▸ **STATED TASK**: Find every line with the word "Candidate" and give their count, nothing else.

▸ **RECORDS PROVIDED**:

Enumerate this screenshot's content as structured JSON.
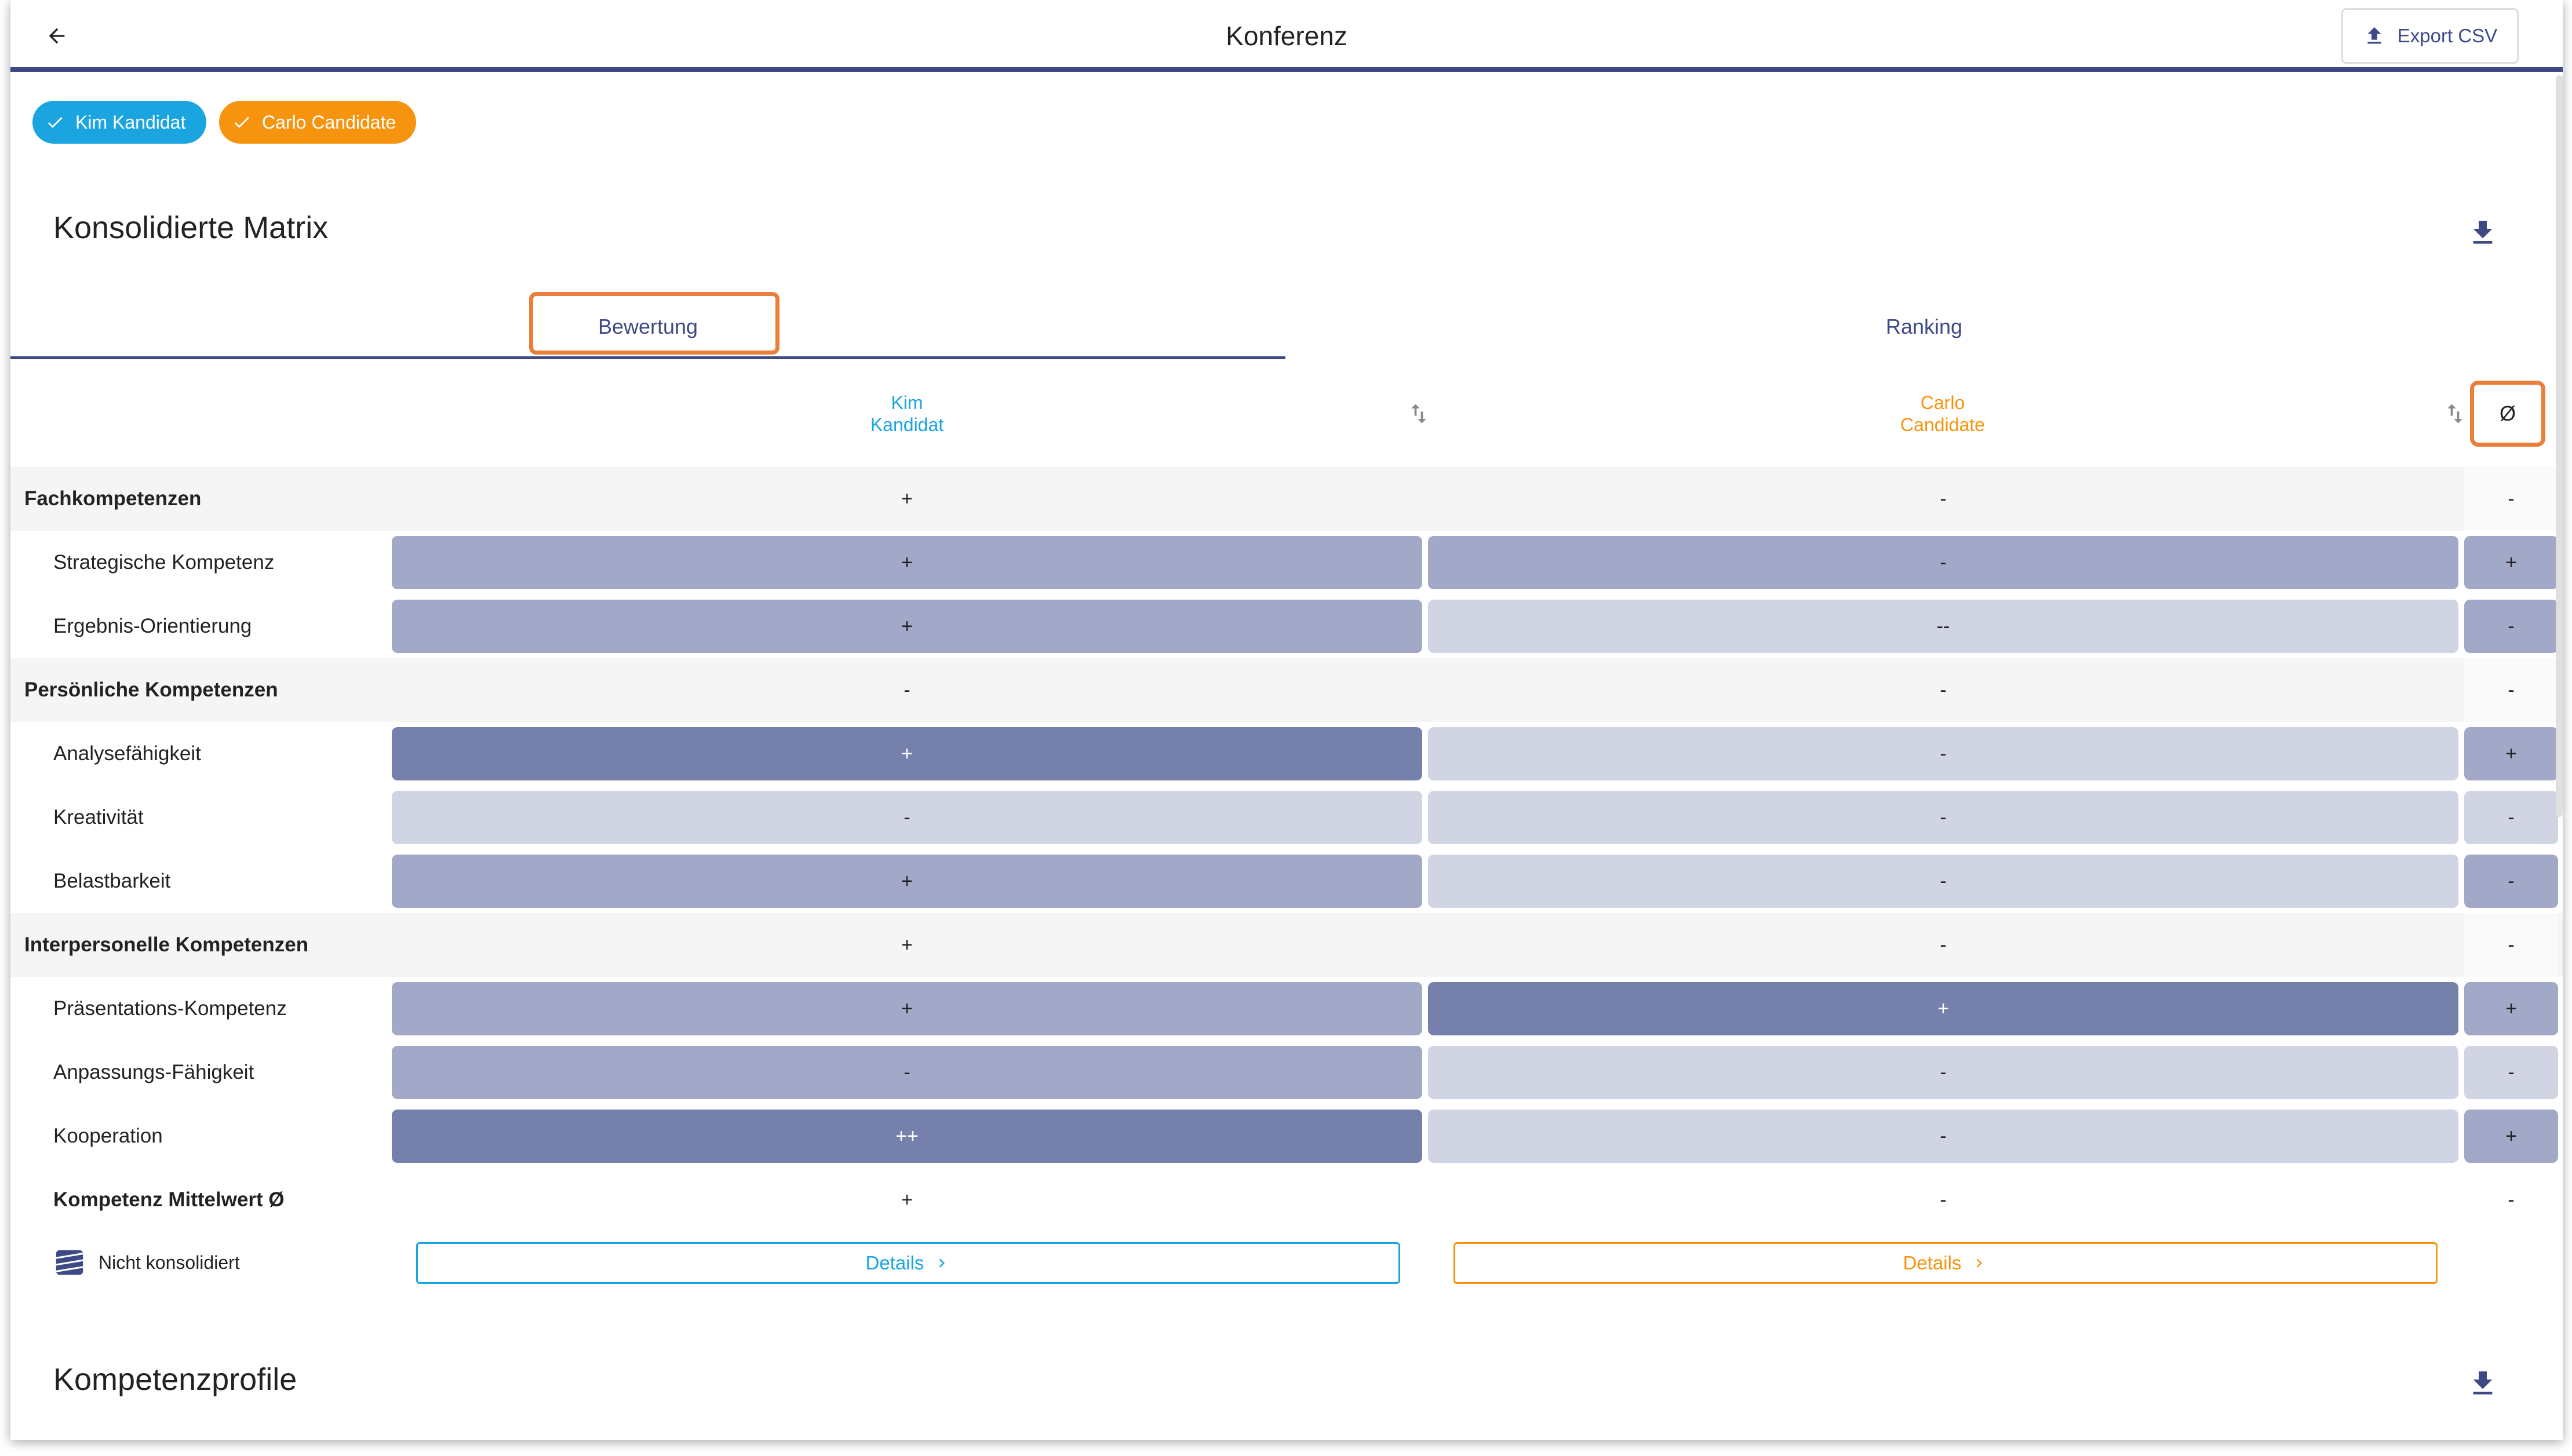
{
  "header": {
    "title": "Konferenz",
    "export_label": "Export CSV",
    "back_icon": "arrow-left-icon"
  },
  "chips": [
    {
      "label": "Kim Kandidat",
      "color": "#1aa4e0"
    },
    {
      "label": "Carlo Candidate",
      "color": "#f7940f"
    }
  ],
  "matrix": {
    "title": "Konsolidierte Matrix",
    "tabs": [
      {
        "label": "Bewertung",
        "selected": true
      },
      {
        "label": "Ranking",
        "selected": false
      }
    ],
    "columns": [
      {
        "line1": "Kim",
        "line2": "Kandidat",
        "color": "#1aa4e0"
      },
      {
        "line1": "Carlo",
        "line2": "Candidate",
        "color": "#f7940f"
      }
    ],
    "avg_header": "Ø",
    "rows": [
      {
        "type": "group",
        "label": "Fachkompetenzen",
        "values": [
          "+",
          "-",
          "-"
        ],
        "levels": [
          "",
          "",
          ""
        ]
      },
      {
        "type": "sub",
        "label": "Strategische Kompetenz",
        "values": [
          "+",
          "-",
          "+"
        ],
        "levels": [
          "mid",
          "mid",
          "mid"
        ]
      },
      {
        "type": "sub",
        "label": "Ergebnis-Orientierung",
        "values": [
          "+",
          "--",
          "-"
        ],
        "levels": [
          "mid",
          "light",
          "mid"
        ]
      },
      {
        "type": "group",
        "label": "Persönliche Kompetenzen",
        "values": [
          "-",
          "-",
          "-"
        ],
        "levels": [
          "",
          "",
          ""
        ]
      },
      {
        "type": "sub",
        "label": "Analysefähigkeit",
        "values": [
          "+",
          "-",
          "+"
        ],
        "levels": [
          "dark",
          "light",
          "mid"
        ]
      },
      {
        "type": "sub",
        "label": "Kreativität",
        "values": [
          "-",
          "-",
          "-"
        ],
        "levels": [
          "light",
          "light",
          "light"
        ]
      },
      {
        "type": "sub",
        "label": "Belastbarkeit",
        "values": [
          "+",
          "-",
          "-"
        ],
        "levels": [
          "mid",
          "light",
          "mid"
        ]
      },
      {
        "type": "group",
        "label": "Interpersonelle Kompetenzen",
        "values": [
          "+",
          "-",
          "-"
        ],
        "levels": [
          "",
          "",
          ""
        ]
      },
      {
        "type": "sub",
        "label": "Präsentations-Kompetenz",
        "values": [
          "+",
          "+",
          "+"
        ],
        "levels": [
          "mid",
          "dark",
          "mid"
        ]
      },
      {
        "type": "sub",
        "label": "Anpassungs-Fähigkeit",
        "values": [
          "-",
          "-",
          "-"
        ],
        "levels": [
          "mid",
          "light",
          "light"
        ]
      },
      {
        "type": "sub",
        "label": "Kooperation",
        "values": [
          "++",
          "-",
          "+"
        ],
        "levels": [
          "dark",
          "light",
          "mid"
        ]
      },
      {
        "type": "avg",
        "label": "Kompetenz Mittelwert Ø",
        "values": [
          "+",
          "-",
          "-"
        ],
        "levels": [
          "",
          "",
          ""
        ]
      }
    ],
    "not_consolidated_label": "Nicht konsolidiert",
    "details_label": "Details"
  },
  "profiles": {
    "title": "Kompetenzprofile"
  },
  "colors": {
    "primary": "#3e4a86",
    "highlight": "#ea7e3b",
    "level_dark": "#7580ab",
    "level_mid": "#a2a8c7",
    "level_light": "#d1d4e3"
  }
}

--

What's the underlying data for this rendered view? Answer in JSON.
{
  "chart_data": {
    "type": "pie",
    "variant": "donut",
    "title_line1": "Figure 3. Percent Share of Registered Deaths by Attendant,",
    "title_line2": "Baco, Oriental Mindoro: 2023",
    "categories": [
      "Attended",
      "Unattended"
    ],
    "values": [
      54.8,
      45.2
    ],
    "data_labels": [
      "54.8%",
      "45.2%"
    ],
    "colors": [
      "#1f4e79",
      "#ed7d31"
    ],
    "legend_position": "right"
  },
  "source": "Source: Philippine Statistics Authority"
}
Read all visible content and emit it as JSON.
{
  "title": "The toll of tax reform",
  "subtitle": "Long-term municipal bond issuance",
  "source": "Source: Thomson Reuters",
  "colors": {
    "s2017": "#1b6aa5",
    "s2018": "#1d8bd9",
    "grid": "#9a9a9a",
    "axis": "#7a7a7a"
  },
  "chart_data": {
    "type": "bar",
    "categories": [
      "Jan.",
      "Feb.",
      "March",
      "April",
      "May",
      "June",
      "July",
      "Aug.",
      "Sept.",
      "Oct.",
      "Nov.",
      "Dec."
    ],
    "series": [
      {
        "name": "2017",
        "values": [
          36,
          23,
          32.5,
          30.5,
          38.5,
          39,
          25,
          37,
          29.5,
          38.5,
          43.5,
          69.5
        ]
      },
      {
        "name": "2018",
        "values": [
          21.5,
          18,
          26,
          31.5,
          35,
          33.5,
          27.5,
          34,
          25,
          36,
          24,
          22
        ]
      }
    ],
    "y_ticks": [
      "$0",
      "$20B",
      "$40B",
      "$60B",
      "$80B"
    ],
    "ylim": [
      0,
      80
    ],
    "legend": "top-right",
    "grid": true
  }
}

▸ **EXERCISE SOLUTION**: 2